- Data for the task:

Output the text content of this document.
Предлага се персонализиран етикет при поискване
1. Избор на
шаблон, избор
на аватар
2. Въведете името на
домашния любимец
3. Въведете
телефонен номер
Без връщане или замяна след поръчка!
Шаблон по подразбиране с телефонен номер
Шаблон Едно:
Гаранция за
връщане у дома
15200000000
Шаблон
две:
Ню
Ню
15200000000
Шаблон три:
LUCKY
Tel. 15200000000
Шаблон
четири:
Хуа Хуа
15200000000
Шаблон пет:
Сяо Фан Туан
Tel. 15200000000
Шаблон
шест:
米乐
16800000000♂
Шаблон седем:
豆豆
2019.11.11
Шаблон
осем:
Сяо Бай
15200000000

---

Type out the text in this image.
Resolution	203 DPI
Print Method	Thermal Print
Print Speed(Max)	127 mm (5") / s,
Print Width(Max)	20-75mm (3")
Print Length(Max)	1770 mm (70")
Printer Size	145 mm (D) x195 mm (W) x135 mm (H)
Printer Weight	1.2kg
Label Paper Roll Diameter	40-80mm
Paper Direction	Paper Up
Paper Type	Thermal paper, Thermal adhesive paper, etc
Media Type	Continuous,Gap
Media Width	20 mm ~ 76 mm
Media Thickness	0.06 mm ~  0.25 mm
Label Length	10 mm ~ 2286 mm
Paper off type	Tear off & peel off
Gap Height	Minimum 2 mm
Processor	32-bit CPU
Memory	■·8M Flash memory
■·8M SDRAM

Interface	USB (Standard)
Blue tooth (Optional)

- Short exercise: Look through the material and copy each line that has "Media".

- Output for this task:
Media Type	Continuous,Gap
Media Width	20 mm ~ 76 mm
Media Thickness	0.06 mm ~  0.25 mm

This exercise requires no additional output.